GIVEN TASK | Edit the entries below by changing every "search-icon" to "magnifier-icon" and keeping all other text the same. Leave the pictures out of your answer.

PROVIDED MATERIAL |
----

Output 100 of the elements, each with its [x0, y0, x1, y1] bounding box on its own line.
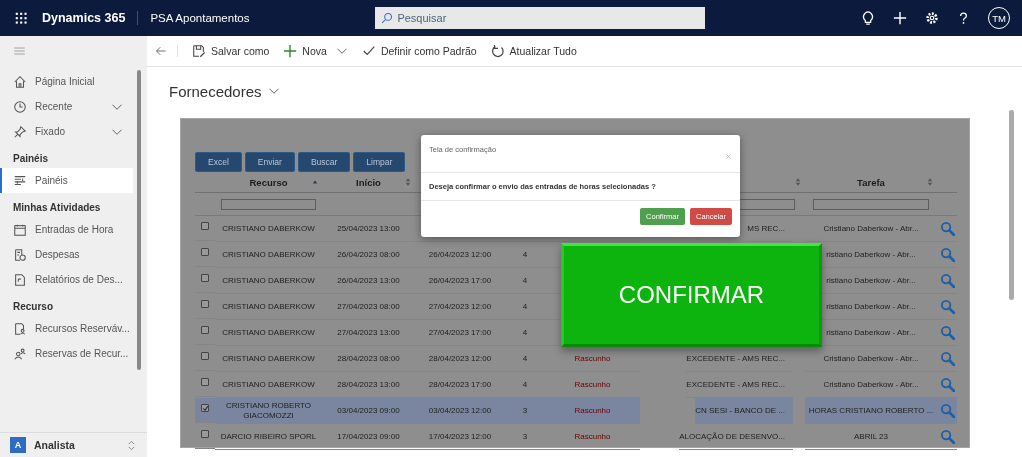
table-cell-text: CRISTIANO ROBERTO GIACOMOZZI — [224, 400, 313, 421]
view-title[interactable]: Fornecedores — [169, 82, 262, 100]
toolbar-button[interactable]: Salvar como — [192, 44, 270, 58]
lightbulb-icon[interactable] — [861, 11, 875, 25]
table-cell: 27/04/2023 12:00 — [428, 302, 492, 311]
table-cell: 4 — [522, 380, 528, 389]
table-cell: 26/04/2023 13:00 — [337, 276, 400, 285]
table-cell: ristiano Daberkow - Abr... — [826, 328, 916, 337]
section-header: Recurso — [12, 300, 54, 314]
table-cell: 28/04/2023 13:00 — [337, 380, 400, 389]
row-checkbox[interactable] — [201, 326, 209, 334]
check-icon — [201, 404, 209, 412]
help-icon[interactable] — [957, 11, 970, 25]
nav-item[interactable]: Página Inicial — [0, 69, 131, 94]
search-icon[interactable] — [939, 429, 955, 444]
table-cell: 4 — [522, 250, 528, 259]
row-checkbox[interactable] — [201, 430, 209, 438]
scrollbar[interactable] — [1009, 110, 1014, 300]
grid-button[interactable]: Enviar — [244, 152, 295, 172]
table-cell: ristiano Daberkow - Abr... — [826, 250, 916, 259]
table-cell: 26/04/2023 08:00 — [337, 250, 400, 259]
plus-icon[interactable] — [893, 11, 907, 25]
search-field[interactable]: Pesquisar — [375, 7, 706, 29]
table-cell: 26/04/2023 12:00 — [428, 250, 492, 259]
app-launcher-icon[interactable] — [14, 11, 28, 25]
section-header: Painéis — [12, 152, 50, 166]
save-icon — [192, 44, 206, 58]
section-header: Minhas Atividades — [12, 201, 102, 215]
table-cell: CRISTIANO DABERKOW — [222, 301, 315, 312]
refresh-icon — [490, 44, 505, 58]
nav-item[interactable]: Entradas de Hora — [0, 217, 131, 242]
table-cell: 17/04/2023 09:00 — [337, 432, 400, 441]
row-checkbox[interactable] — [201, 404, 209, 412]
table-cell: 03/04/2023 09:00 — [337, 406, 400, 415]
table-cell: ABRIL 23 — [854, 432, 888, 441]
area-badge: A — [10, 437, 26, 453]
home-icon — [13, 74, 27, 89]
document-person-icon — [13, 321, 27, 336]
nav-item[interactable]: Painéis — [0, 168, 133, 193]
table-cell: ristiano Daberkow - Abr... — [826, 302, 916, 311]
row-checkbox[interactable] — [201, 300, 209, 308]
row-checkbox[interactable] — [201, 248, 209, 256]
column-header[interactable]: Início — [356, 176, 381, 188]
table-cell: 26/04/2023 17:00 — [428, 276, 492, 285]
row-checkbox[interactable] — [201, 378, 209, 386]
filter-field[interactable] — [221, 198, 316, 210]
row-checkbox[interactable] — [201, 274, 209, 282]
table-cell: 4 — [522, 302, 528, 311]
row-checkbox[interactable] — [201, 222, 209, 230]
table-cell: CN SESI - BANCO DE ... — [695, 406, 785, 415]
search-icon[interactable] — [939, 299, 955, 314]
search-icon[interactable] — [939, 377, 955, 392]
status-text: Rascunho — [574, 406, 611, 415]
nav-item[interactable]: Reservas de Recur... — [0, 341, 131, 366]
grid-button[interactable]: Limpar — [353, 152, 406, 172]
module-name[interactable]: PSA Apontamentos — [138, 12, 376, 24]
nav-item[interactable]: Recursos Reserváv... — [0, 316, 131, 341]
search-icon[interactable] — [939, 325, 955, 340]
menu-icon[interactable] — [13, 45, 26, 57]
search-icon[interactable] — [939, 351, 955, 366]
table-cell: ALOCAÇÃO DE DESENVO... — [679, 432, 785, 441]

----

SOLUTION |
Output 100 of the elements, each with its [x0, y0, x1, y1] bounding box on its own line.
table-cell-text: CRISTIANO ROBERTO GIACOMOZZI — [224, 400, 313, 421]
view-title[interactable]: Fornecedores — [169, 82, 262, 100]
toolbar-button[interactable]: Salvar como — [192, 44, 270, 58]
lightbulb-icon[interactable] — [861, 11, 875, 25]
table-cell: 27/04/2023 12:00 — [428, 302, 492, 311]
table-cell: 4 — [522, 380, 528, 389]
table-cell: 26/04/2023 13:00 — [337, 276, 400, 285]
table-cell: ristiano Daberkow - Abr... — [826, 328, 916, 337]
section-header: Recurso — [12, 300, 54, 314]
table-cell: 28/04/2023 13:00 — [337, 380, 400, 389]
row-checkbox[interactable] — [201, 326, 209, 334]
check-icon — [201, 404, 209, 412]
help-icon[interactable] — [957, 11, 970, 25]
nav-item[interactable]: Página Inicial — [0, 69, 131, 94]
magnifier-icon[interactable] — [939, 429, 955, 444]
table-cell: 4 — [522, 250, 528, 259]
row-checkbox[interactable] — [201, 430, 209, 438]
scrollbar[interactable] — [1009, 110, 1014, 300]
grid-button[interactable]: Enviar — [244, 152, 295, 172]
table-cell: ristiano Daberkow - Abr... — [826, 250, 916, 259]
table-cell: 26/04/2023 08:00 — [337, 250, 400, 259]
plus-icon[interactable] — [893, 11, 907, 25]
search-field[interactable]: Pesquisar — [375, 7, 706, 29]
table-cell: 26/04/2023 12:00 — [428, 250, 492, 259]
app-launcher-icon[interactable] — [14, 11, 28, 25]
section-header: Painéis — [12, 152, 50, 166]
save-icon — [192, 44, 206, 58]
section-header: Minhas Atividades — [12, 201, 102, 215]
table-cell: CRISTIANO DABERKOW — [222, 301, 315, 312]
refresh-icon — [490, 44, 505, 58]
nav-item[interactable]: Entradas de Hora — [0, 217, 131, 242]
table-cell: 17/04/2023 09:00 — [337, 432, 400, 441]
row-checkbox[interactable] — [201, 404, 209, 412]
table-cell: 03/04/2023 09:00 — [337, 406, 400, 415]
table-cell: ABRIL 23 — [854, 432, 888, 441]
area-badge: A — [10, 437, 26, 453]
home-icon — [13, 74, 27, 89]
document-person-icon — [13, 321, 27, 336]
nav-item[interactable]: Painéis — [0, 168, 133, 193]
table-cell: ristiano Daberkow - Abr... — [826, 302, 916, 311]
row-checkbox[interactable] — [201, 300, 209, 308]
row-checkbox[interactable] — [201, 248, 209, 256]
column-header[interactable]: Início — [356, 176, 381, 188]
table-cell: 26/04/2023 17:00 — [428, 276, 492, 285]
row-checkbox[interactable] — [201, 378, 209, 386]
filter-field[interactable] — [221, 198, 316, 210]
row-checkbox[interactable] — [201, 274, 209, 282]
table-cell: 4 — [522, 302, 528, 311]
row-checkbox[interactable] — [201, 222, 209, 230]
table-cell: CN SESI - BANCO DE ... — [695, 406, 785, 415]
magnifier-icon[interactable] — [939, 299, 955, 314]
magnifier-icon[interactable] — [939, 377, 955, 392]
status-text: Rascunho — [574, 406, 611, 415]
nav-item[interactable]: Reservas de Recur... — [0, 341, 131, 366]
grid-button[interactable]: Limpar — [353, 152, 406, 172]
module-name[interactable]: PSA Apontamentos — [138, 12, 376, 24]
nav-item[interactable]: Recursos Reserváv... — [0, 316, 131, 341]
magnifier-icon[interactable] — [939, 325, 955, 340]
menu-icon[interactable] — [13, 45, 26, 57]
magnifier-icon[interactable] — [939, 351, 955, 366]
table-cell: ALOCAÇÃO DE DESENVO... — [679, 432, 785, 441]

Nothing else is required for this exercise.